++++ Reading text

Mike Reed - Flesh & Bone - (482 Music)
This extraordinary release by Chicago composer, scene meister, drummer, and shaman, Mike Reed, continues in the traditions of the AACM (creative music that emphasizes the collaborative and spiritual nature of what some folks call jazz) and thier progeniters like Roscoe Mitchell, Muhal Richard Abrams, George Lewis, etc.

I could point to stylistic musical connections (the bells in "The Magic Drum" and Mitchell's use of bells over the years), but a deeper connection, a blending of the intimate and the ethereal, is what matters. I could pretentiously blah blah blah about this, but instead shall respond with a poem to this genre absent purity of form embedded in these eleven tunes.

The tinitus is a 60 cycle siren song that hovers at 2 O'clock, four inches beyond the upper right quandrant of my skull.
Depth of vibrating fields kaleidoscope cattywampus.
I am again my breath.
I pick words from grunts and coughing, index fingers peck violently at flat black keys.
This now is full of doubt and comprehension.

Idi Shner - 9 Short Stories - (OA2 Records)

++++++++
++++ Provided material

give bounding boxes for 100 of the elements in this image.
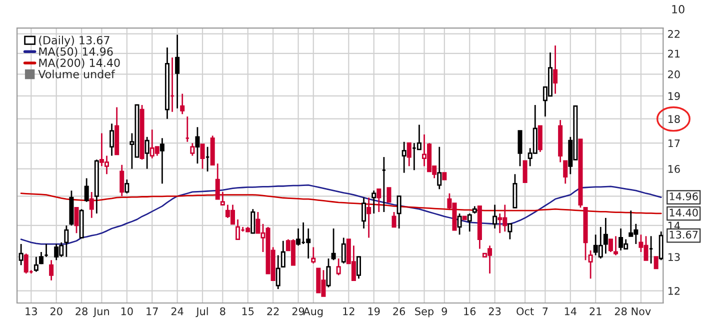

++++++++

== Exercises to complete ==
• 1. Answer these from the music review text:
(a) Which label released Flesh & Bone?
(b) How many tunes does the writer say are on the album?
(c) In the poem, at what clock position does the ringing hover?
• 2. Continue the music review text, picking up right after the "Idi Shner - 9 Short Stories - (OA2 Records)" heading at its end.

== Answers for this exercise ==
• 1.
(a) 482 Music
(b) Eleven
(c) 2 O'clock

• 2.
Saxophonist/composer Shner working in a quartet format with pianist Josh Hanlon, bassist James Driscoll, and Stockton Helbing on drums has a deft and quasi classical touch, e.g., "Like Satie". Her tunes are carefully crafted and subtly insinuating. Utilizing a tightly controlled high pitched vibrato on the one cover tune, the Billy Strayhorn miracle entitled "Pasion Flower", she demonstates remarkable virtuosity. That would be enough for a lot of folks, but she gives us more. Her tunes like "First Waltz", and the gem "Angst as Usual" contain mature reflection, humor, pathos, and understated grace.

John McNeil & Mike Fahie - Plainsong - (Destiny Records)
McNeil and Fahie are brass players who display a powerful symbiosis. Hard to tell when one statrs and the other stops. Their modus operandi is not call and response, but extended dialog. With commentary from pianist Ethan Iverson (The Bad Plus), basist Joe Martin, and the eternal Billy Hart (Herbie Hancock, McCoy Tyner) on drums, these tunes are shimmering mirages that hover ghostlike at the edge of our perceptions. Faves, Fahie's "Prospect", "Conversation Starter", a Monk tune "Green Chimneys" and McNeil's "Get Out".

Simona Premazzi - Outspoken - (Self Released)
Pianist composer Premazzi works here with bassist extradinaire Joe Martin (see previous review),Nasheet Waits on drums, Dayna Stephens on sax, and guests, trumpeter Jeremy Pelt and vocalist Sara Serper. She creates skew marches, laddering melodies, and wistful moments. Stephen's improvisatory flights serve as counterpoint to Premazzsi's carefully contructed houses of cards. Lovely stuff. Faves, "Up On A. Hill", the haunting "Digression", "Blakonian Groove", and the ballad "Later Ago".

Nick Maclean Quartet - Rites of Ascension - (Browntasaurus Records)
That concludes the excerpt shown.